**** Material provided

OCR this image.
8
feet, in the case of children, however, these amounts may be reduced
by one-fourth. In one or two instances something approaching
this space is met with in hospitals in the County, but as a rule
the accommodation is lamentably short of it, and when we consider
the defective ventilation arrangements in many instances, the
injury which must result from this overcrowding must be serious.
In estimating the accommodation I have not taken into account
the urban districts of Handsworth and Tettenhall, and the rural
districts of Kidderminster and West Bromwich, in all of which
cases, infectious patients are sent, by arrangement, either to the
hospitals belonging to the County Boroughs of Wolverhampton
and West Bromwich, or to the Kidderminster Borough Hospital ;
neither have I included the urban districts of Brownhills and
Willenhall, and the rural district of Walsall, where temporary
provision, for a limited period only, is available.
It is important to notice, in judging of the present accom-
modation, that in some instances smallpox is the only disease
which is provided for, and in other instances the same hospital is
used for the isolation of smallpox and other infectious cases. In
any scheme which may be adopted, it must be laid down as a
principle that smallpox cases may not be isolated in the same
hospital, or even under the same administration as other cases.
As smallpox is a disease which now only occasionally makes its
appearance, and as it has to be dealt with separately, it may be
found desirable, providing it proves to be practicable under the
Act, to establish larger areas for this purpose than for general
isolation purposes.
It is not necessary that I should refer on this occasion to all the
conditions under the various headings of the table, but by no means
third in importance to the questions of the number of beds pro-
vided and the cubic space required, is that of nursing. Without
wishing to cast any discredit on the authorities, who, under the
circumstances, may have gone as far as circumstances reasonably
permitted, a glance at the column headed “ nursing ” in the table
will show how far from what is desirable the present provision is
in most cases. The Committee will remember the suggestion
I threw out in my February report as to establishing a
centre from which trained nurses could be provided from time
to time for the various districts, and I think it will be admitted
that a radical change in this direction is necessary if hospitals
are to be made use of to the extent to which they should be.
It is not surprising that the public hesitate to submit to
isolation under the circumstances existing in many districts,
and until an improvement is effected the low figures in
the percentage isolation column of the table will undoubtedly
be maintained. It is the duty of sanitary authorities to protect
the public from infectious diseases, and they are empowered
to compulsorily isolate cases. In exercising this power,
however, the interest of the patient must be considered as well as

********

Every record must be returned exactly.

OCR this image.
8
feet, in the case of children, however, these amounts may be reduced
by one-fourth. In one or two instances something approaching
this space is met with in hospitals in the County, but as a rule
the accommodation is lamentably short of it, and when we consider
the defective ventilation arrangements in many instances, the
injury which must result from this overcrowding must be serious.
In estimating the accommodation I have not taken into account
the urban districts of Handsworth and Tettenhall, and the rural
districts of Kidderminster and West Bromwich, in all of which
cases, infectious patients are sent, by arrangement, either to the
hospitals belonging to the County Boroughs of Wolverhampton
and West Bromwich, or to the Kidderminster Borough Hospital ;
neither have I included the urban districts of Brownhills and
Willenhall, and the rural district of Walsall, where temporary
provision, for a limited period only, is available.
It is important to notice, in judging of the present accom-
modation, that in some instances smallpox is the only disease
which is provided for, and in other instances the same hospital is
used for the isolation of smallpox and other infectious cases. In
any scheme which may be adopted, it must be laid down as a
principle that smallpox cases may not be isolated in the same
hospital, or even under the same administration as other cases.
As smallpox is a disease which now only occasionally makes its
appearance, and as it has to be dealt with separately, it may be
found desirable, providing it proves to be practicable under the
Act, to establish larger areas for this purpose than for general
isolation purposes.
It is not necessary that I should refer on this occasion to all the
conditions under the various headings of the table, but by no means
third in importance to the questions of the number of beds pro-
vided and the cubic space required, is that of nursing. Without
wishing to cast any discredit on the authorities, who, under the
circumstances, may have gone as far as circumstances reasonably
permitted, a glance at the column headed “ nursing ” in the table
will show how far from what is desirable the present provision is
in most cases. The Committee will remember the suggestion
I threw out in my February report as to establishing a
centre from which trained nurses could be provided from time
to time for the various districts, and I think it will be admitted
that a radical change in this direction is necessary if hospitals
are to be made use of to the extent to which they should be.
It is not surprising that the public hesitate to submit to
isolation under the circumstances existing in many districts,
and until an improvement is effected the low figures in
the percentage isolation column of the table will undoubtedly
be maintained. It is the duty of sanitary authorities to protect
the public from infectious diseases, and they are empowered
to compulsorily isolate cases. In exercising this power,
however, the interest of the patient must be considered as well as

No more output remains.